*PROBLEM DETAILS*.
The records below must be duplicated exactly, character for character.

*LISTING*.
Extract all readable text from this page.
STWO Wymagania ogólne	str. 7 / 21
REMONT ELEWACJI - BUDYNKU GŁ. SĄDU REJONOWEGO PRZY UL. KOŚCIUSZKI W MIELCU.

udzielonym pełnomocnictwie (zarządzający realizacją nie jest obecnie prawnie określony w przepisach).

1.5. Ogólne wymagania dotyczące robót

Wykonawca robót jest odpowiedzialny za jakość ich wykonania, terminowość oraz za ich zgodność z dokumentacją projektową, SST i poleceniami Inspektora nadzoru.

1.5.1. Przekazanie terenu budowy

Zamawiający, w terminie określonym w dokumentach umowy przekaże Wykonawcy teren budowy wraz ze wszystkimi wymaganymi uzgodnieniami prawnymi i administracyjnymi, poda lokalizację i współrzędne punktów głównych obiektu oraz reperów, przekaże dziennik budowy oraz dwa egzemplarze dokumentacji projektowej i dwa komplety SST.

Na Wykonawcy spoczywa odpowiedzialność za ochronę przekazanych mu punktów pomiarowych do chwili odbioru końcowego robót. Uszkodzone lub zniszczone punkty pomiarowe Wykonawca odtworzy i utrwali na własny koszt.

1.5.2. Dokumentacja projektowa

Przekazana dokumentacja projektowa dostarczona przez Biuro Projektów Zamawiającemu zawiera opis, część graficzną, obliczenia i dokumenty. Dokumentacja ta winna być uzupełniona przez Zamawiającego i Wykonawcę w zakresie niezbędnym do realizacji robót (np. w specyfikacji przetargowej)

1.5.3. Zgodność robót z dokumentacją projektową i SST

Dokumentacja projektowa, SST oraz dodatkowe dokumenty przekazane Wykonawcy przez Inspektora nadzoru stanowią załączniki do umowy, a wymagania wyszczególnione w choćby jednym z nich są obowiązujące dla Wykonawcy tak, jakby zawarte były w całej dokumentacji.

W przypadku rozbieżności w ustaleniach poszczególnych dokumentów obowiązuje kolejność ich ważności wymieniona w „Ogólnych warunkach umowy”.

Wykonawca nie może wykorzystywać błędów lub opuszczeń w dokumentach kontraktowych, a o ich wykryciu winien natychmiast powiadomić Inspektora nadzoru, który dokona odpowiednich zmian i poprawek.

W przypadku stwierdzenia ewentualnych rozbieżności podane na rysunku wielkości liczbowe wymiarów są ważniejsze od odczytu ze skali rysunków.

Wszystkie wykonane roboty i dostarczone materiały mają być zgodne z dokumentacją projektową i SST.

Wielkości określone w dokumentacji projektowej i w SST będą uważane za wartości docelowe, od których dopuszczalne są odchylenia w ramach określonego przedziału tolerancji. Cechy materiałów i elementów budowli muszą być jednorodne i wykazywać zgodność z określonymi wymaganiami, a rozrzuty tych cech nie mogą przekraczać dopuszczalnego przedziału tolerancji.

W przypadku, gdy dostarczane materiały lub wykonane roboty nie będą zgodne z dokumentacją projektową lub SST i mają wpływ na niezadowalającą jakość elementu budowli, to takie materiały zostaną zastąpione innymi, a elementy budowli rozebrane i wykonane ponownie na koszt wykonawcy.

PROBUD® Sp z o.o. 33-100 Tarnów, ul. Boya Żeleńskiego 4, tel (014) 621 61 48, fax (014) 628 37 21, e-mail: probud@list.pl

*OUTPUT OF THE EXERCISE*.
Extract all readable text from this page.
STWO Wymagania ogólne	str. 7 / 21
REMONT ELEWACJI - BUDYNKU GŁ. SĄDU REJONOWEGO PRZY UL. KOŚCIUSZKI W MIELCU.

udzielonym pełnomocnictwie (zarządzający realizacją nie jest obecnie prawnie określony w przepisach).

1.5. Ogólne wymagania dotyczące robót

Wykonawca robót jest odpowiedzialny za jakość ich wykonania, terminowość oraz za ich zgodność z dokumentacją projektową, SST i poleceniami Inspektora nadzoru.

1.5.1. Przekazanie terenu budowy

Zamawiający, w terminie określonym w dokumentach umowy przekaże Wykonawcy teren budowy wraz ze wszystkimi wymaganymi uzgodnieniami prawnymi i administracyjnymi, poda lokalizację i współrzędne punktów głównych obiektu oraz reperów, przekaże dziennik budowy oraz dwa egzemplarze dokumentacji projektowej i dwa komplety SST.

Na Wykonawcy spoczywa odpowiedzialność za ochronę przekazanych mu punktów pomiarowych do chwili odbioru końcowego robót. Uszkodzone lub zniszczone punkty pomiarowe Wykonawca odtworzy i utrwali na własny koszt.

1.5.2. Dokumentacja projektowa

Przekazana dokumentacja projektowa dostarczona przez Biuro Projektów Zamawiającemu zawiera opis, część graficzną, obliczenia i dokumenty. Dokumentacja ta winna być uzupełniona przez Zamawiającego i Wykonawcę w zakresie niezbędnym do realizacji robót (np. w specyfikacji przetargowej)

1.5.3. Zgodność robót z dokumentacją projektową i SST

Dokumentacja projektowa, SST oraz dodatkowe dokumenty przekazane Wykonawcy przez Inspektora nadzoru stanowią załączniki do umowy, a wymagania wyszczególnione w choćby jednym z nich są obowiązujące dla Wykonawcy tak, jakby zawarte były w całej dokumentacji.

W przypadku rozbieżności w ustaleniach poszczególnych dokumentów obowiązuje kolejność ich ważności wymieniona w „Ogólnych warunkach umowy”.

Wykonawca nie może wykorzystywać błędów lub opuszczeń w dokumentach kontraktowych, a o ich wykryciu winien natychmiast powiadomić Inspektora nadzoru, który dokona odpowiednich zmian i poprawek.

W przypadku stwierdzenia ewentualnych rozbieżności podane na rysunku wielkości liczbowe wymiarów są ważniejsze od odczytu ze skali rysunków.

Wszystkie wykonane roboty i dostarczone materiały mają być zgodne z dokumentacją projektową i SST.

Wielkości określone w dokumentacji projektowej i w SST będą uważane za wartości docelowe, od których dopuszczalne są odchylenia w ramach określonego przedziału tolerancji. Cechy materiałów i elementów budowli muszą być jednorodne i wykazywać zgodność z określonymi wymaganiami, a rozrzuty tych cech nie mogą przekraczać dopuszczalnego przedziału tolerancji.

W przypadku, gdy dostarczane materiały lub wykonane roboty nie będą zgodne z dokumentacją projektową lub SST i mają wpływ na niezadowalającą jakość elementu budowli, to takie materiały zostaną zastąpione innymi, a elementy budowli rozebrane i wykonane ponownie na koszt wykonawcy.

PROBUD® Sp z o.o. 33-100 Tarnów, ul. Boya Żeleńskiego 4, tel (014) 621 61 48, fax (014) 628 37 21, e-mail: probud@list.pl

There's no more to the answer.